## The task
Return the entries verbatim and drop every picture.

## Source data

——————

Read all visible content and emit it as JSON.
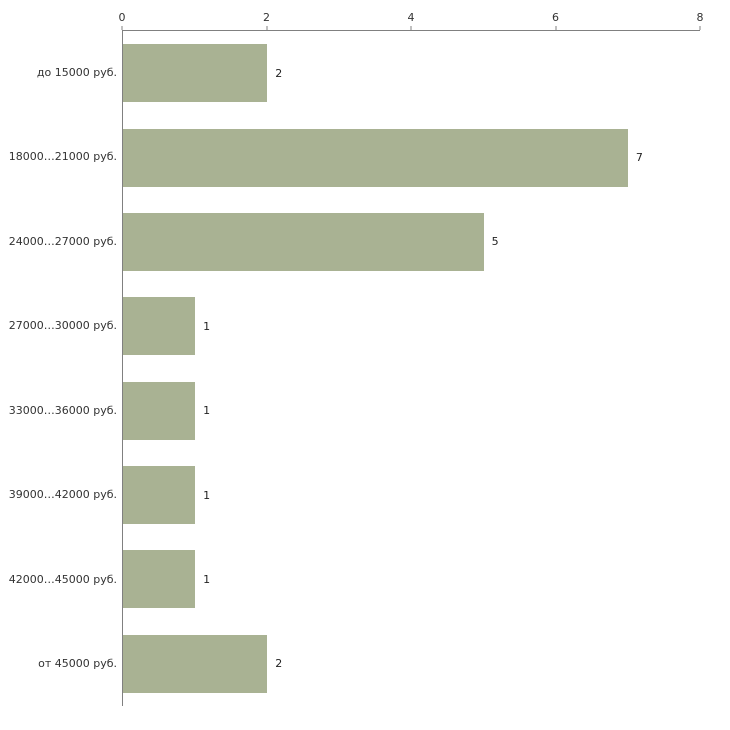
{
  "chart_data": {
    "type": "bar",
    "orientation": "horizontal",
    "title": "",
    "xlabel": "",
    "ylabel": "",
    "categories": [
      "до 15000 руб.",
      "18000…21000 руб.",
      "24000…27000 руб.",
      "27000…30000 руб.",
      "33000…36000 руб.",
      "39000…42000 руб.",
      "42000…45000 руб.",
      "от 45000 руб."
    ],
    "values": [
      2,
      7,
      5,
      1,
      1,
      1,
      1,
      2
    ],
    "x_ticks": [
      "0",
      "2",
      "4",
      "6",
      "8"
    ],
    "xlim": [
      0,
      8
    ],
    "grid": false,
    "legend": false,
    "bar_color": "#a9b293",
    "axis_color": "#808080",
    "label_color": "#333333",
    "background_color": "#ffffff"
  }
}
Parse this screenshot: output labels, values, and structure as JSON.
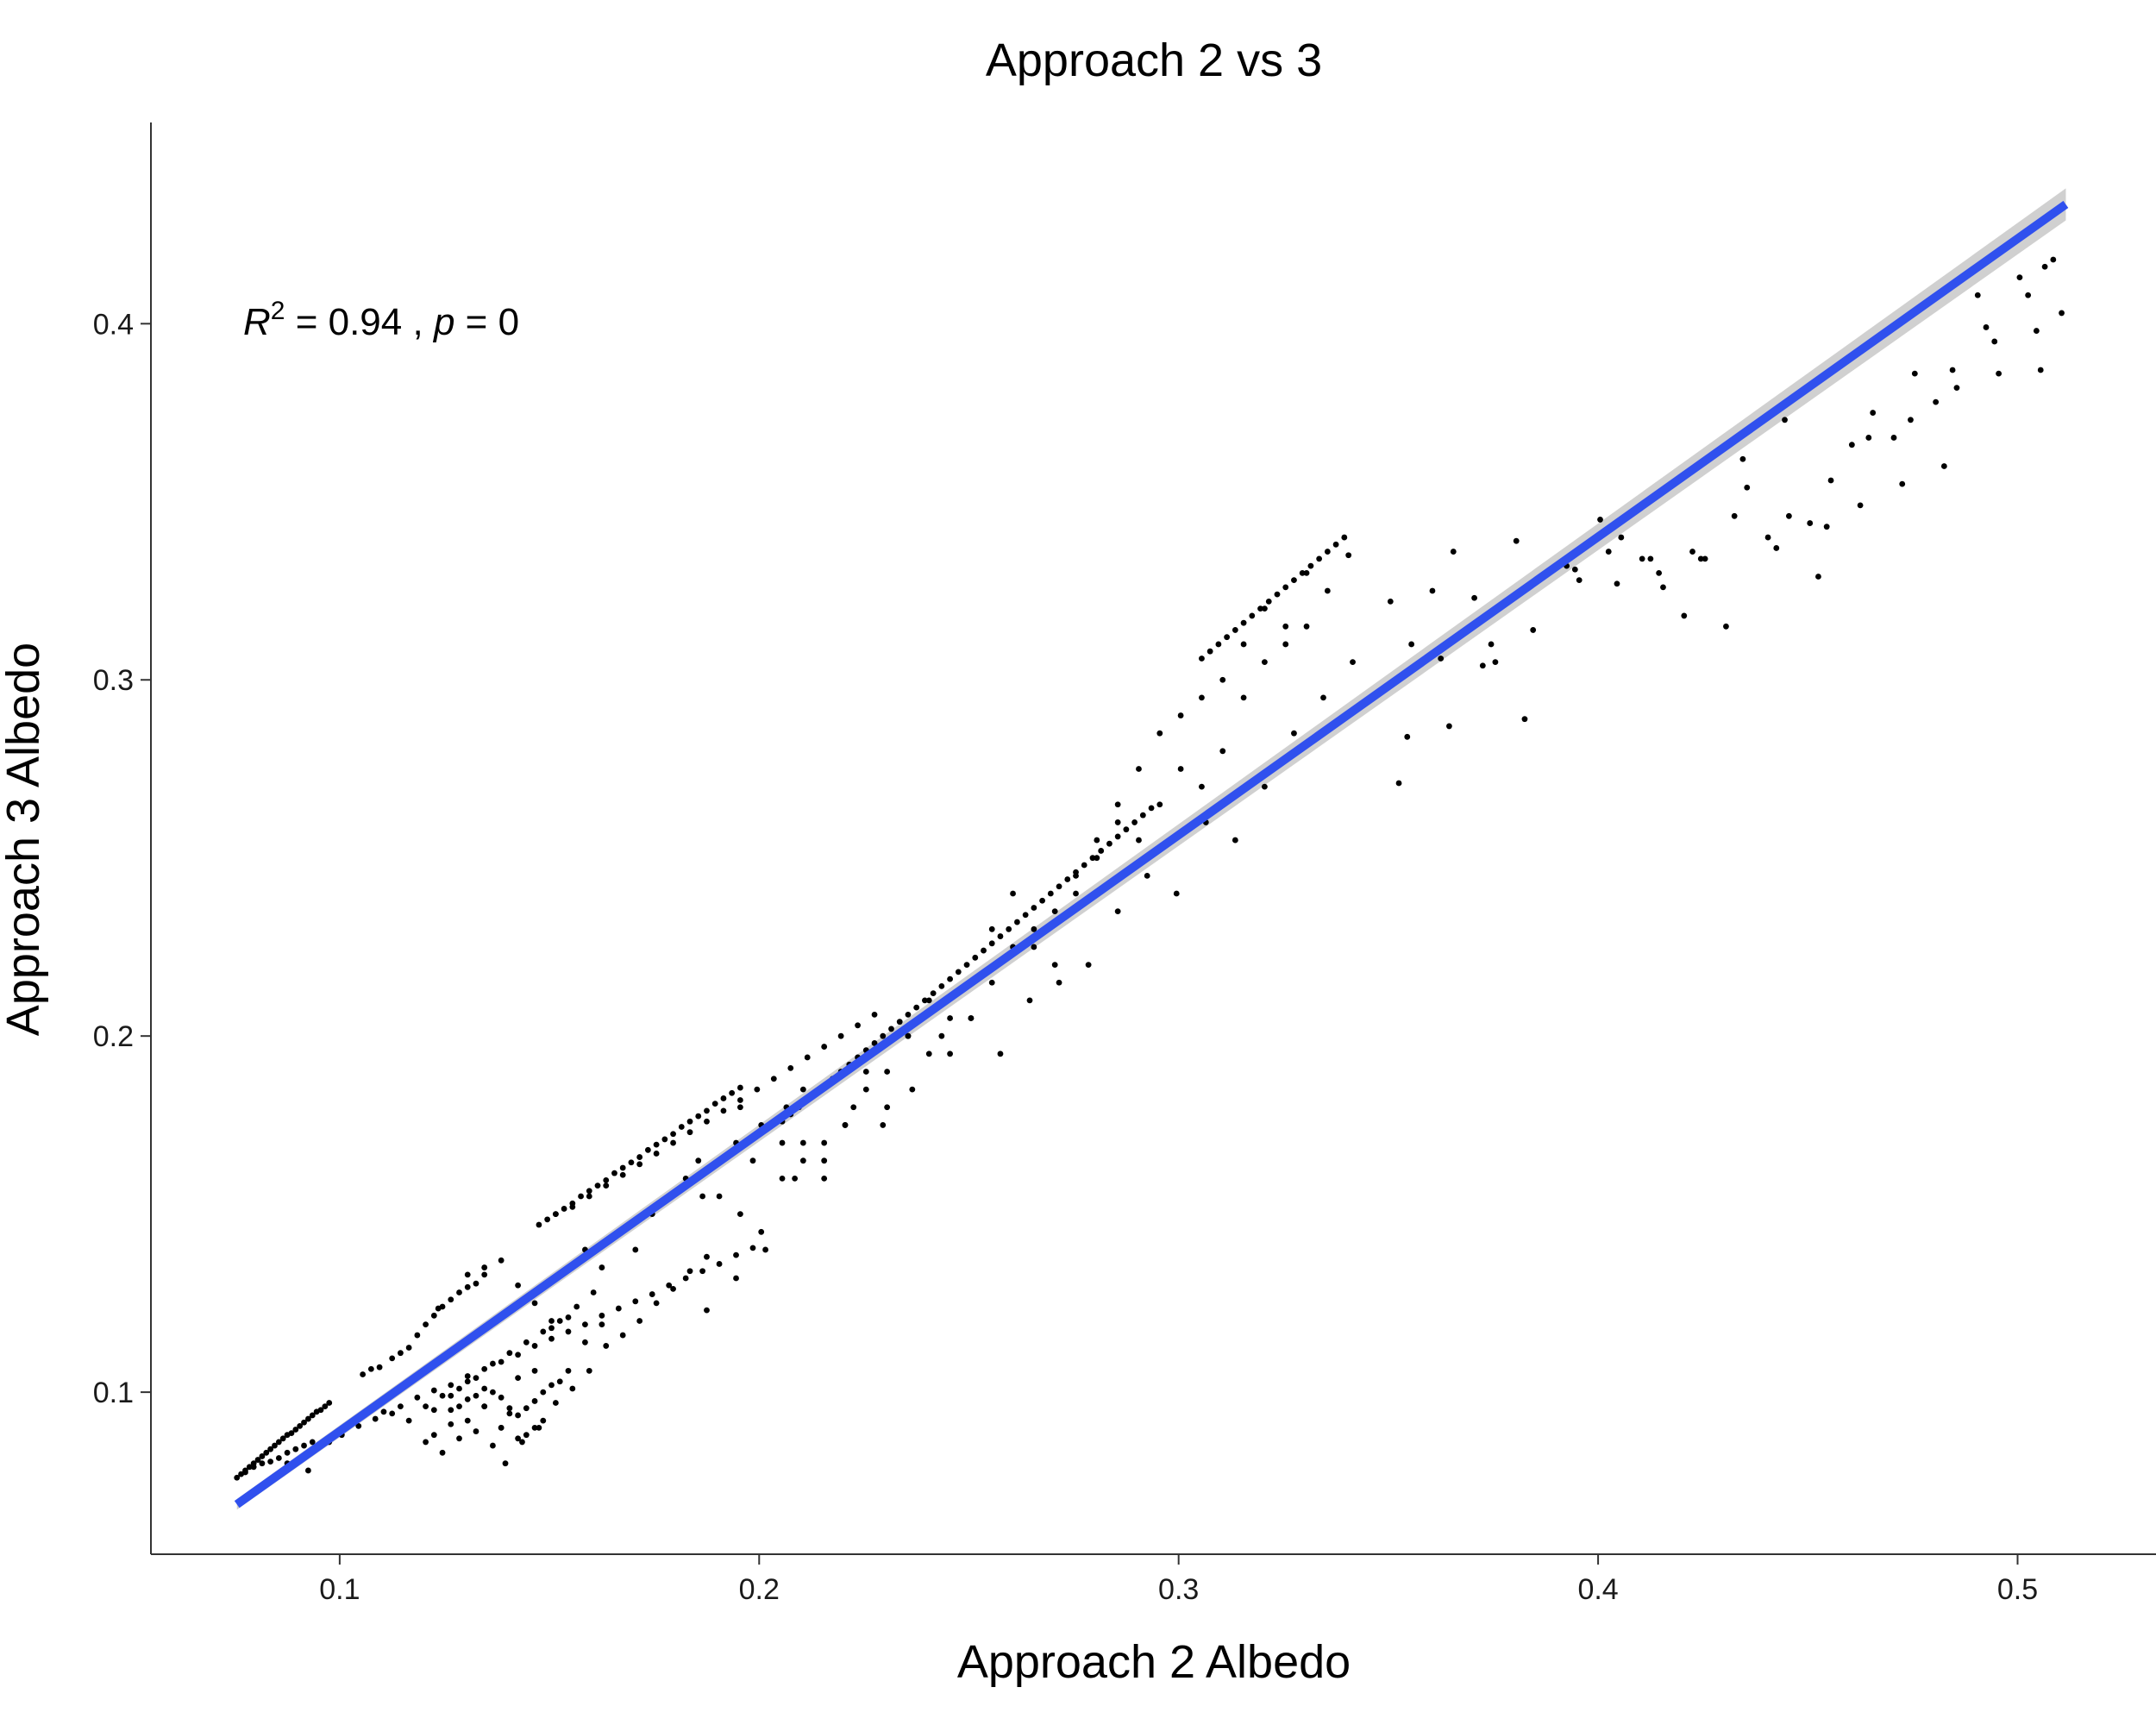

——————

## The solution
Read all visible content and emit it as JSON.
{
  "chart_data": {
    "type": "bar",
    "orientation": "horizontal",
    "title": "",
    "xlabel": "",
    "ylabel": "",
    "categories": [
      "до 15000 руб.",
      "18000…21000 руб.",
      "24000…27000 руб.",
      "27000…30000 руб.",
      "33000…36000 руб.",
      "39000…42000 руб.",
      "42000…45000 руб.",
      "от 45000 руб."
    ],
    "values": [
      2,
      7,
      5,
      1,
      1,
      1,
      1,
      2
    ],
    "x_ticks": [
      "0",
      "2",
      "4",
      "6",
      "8"
    ],
    "xlim": [
      0,
      8
    ],
    "grid": false,
    "legend": false,
    "bar_color": "#a9b293",
    "axis_color": "#808080",
    "label_color": "#333333",
    "background_color": "#ffffff"
  }
}
Parse this screenshot: output labels, values, and structure as JSON.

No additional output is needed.